**Record set:**
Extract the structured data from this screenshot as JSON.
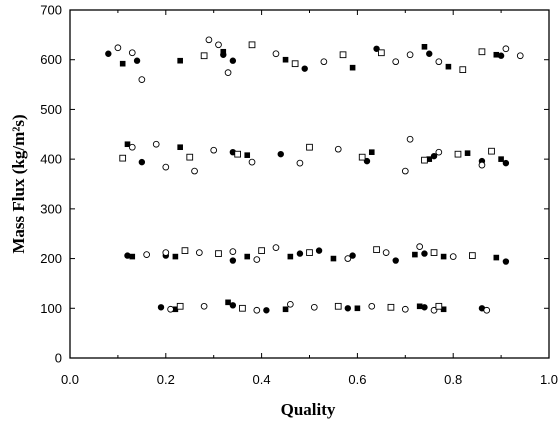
{
  "chart_data": {
    "type": "scatter",
    "title": "",
    "xlabel": "Quality",
    "ylabel": "Mass Flux (kg/m²s)",
    "xlim": [
      0.0,
      1.0
    ],
    "ylim": [
      0,
      700
    ],
    "xticks": [
      "0.0",
      "0.2",
      "0.4",
      "0.6",
      "0.8",
      "1.0"
    ],
    "yticks": [
      "0",
      "100",
      "200",
      "300",
      "400",
      "500",
      "600",
      "700"
    ],
    "grid": false,
    "legend": "none",
    "series": [
      {
        "marker": "filled-circle",
        "points": [
          [
            0.08,
            612
          ],
          [
            0.14,
            598
          ],
          [
            0.32,
            610
          ],
          [
            0.34,
            598
          ],
          [
            0.49,
            582
          ],
          [
            0.64,
            622
          ],
          [
            0.75,
            612
          ],
          [
            0.9,
            608
          ],
          [
            0.15,
            394
          ],
          [
            0.34,
            414
          ],
          [
            0.44,
            410
          ],
          [
            0.62,
            396
          ],
          [
            0.76,
            406
          ],
          [
            0.86,
            396
          ],
          [
            0.91,
            392
          ],
          [
            0.12,
            206
          ],
          [
            0.2,
            206
          ],
          [
            0.34,
            196
          ],
          [
            0.48,
            210
          ],
          [
            0.52,
            216
          ],
          [
            0.59,
            206
          ],
          [
            0.68,
            196
          ],
          [
            0.74,
            210
          ],
          [
            0.91,
            194
          ],
          [
            0.19,
            102
          ],
          [
            0.34,
            106
          ],
          [
            0.41,
            96
          ],
          [
            0.58,
            100
          ],
          [
            0.74,
            102
          ],
          [
            0.86,
            100
          ]
        ]
      },
      {
        "marker": "filled-square",
        "points": [
          [
            0.11,
            592
          ],
          [
            0.23,
            598
          ],
          [
            0.32,
            616
          ],
          [
            0.45,
            600
          ],
          [
            0.59,
            584
          ],
          [
            0.74,
            626
          ],
          [
            0.79,
            586
          ],
          [
            0.89,
            610
          ],
          [
            0.12,
            430
          ],
          [
            0.23,
            424
          ],
          [
            0.37,
            408
          ],
          [
            0.63,
            414
          ],
          [
            0.75,
            400
          ],
          [
            0.83,
            412
          ],
          [
            0.9,
            400
          ],
          [
            0.13,
            204
          ],
          [
            0.22,
            204
          ],
          [
            0.37,
            204
          ],
          [
            0.46,
            204
          ],
          [
            0.55,
            200
          ],
          [
            0.72,
            208
          ],
          [
            0.78,
            204
          ],
          [
            0.89,
            202
          ],
          [
            0.22,
            98
          ],
          [
            0.33,
            112
          ],
          [
            0.45,
            98
          ],
          [
            0.6,
            100
          ],
          [
            0.73,
            104
          ],
          [
            0.78,
            98
          ]
        ]
      },
      {
        "marker": "open-circle",
        "points": [
          [
            0.1,
            624
          ],
          [
            0.13,
            614
          ],
          [
            0.15,
            560
          ],
          [
            0.29,
            640
          ],
          [
            0.31,
            630
          ],
          [
            0.33,
            574
          ],
          [
            0.43,
            612
          ],
          [
            0.53,
            596
          ],
          [
            0.68,
            596
          ],
          [
            0.71,
            610
          ],
          [
            0.77,
            596
          ],
          [
            0.91,
            622
          ],
          [
            0.94,
            608
          ],
          [
            0.13,
            424
          ],
          [
            0.18,
            430
          ],
          [
            0.2,
            384
          ],
          [
            0.26,
            376
          ],
          [
            0.3,
            418
          ],
          [
            0.38,
            394
          ],
          [
            0.48,
            392
          ],
          [
            0.56,
            420
          ],
          [
            0.7,
            376
          ],
          [
            0.71,
            440
          ],
          [
            0.77,
            414
          ],
          [
            0.86,
            388
          ],
          [
            0.16,
            208
          ],
          [
            0.2,
            212
          ],
          [
            0.27,
            212
          ],
          [
            0.34,
            214
          ],
          [
            0.39,
            198
          ],
          [
            0.43,
            222
          ],
          [
            0.58,
            200
          ],
          [
            0.66,
            212
          ],
          [
            0.73,
            224
          ],
          [
            0.8,
            204
          ],
          [
            0.21,
            98
          ],
          [
            0.28,
            104
          ],
          [
            0.39,
            96
          ],
          [
            0.46,
            108
          ],
          [
            0.51,
            102
          ],
          [
            0.63,
            104
          ],
          [
            0.7,
            98
          ],
          [
            0.76,
            96
          ],
          [
            0.87,
            96
          ]
        ]
      },
      {
        "marker": "open-square",
        "points": [
          [
            0.28,
            608
          ],
          [
            0.38,
            630
          ],
          [
            0.47,
            592
          ],
          [
            0.57,
            610
          ],
          [
            0.65,
            614
          ],
          [
            0.82,
            580
          ],
          [
            0.86,
            616
          ],
          [
            0.11,
            402
          ],
          [
            0.25,
            404
          ],
          [
            0.35,
            410
          ],
          [
            0.5,
            424
          ],
          [
            0.61,
            404
          ],
          [
            0.74,
            398
          ],
          [
            0.81,
            410
          ],
          [
            0.88,
            416
          ],
          [
            0.24,
            216
          ],
          [
            0.31,
            210
          ],
          [
            0.4,
            216
          ],
          [
            0.5,
            212
          ],
          [
            0.64,
            218
          ],
          [
            0.76,
            212
          ],
          [
            0.84,
            206
          ],
          [
            0.23,
            104
          ],
          [
            0.36,
            100
          ],
          [
            0.56,
            104
          ],
          [
            0.67,
            102
          ],
          [
            0.77,
            104
          ]
        ]
      }
    ]
  }
}
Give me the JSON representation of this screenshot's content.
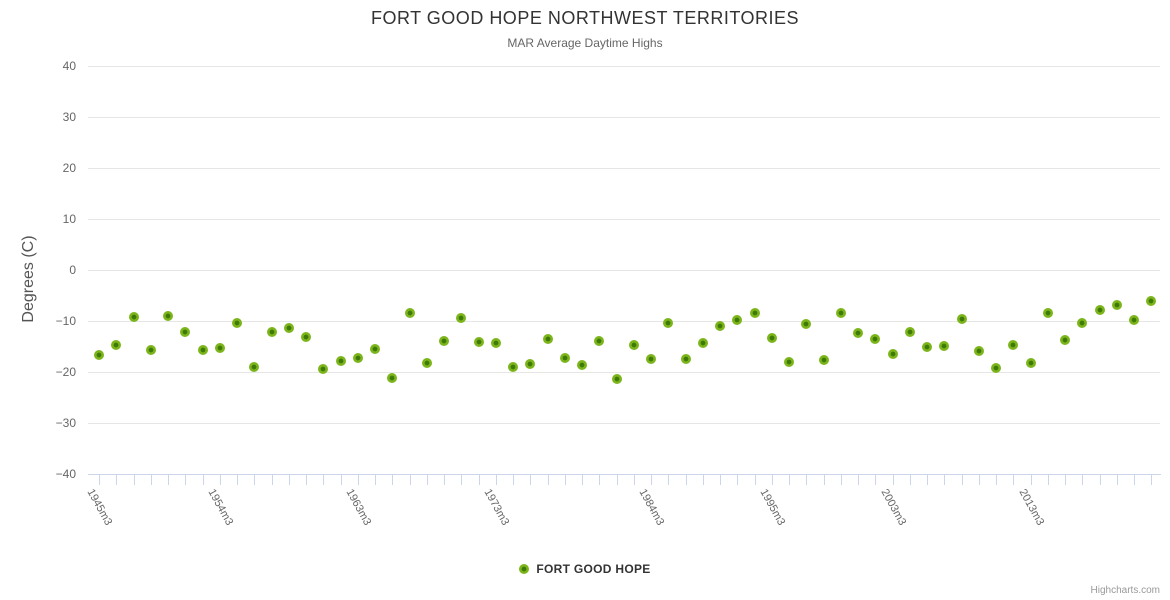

**Problem description:** Extract every line that has the string "JSON" in it.

**Output of the exercise:**
Extract the structured data from this screenshot as JSON.
Give me the JSON representation of this screenshot's content.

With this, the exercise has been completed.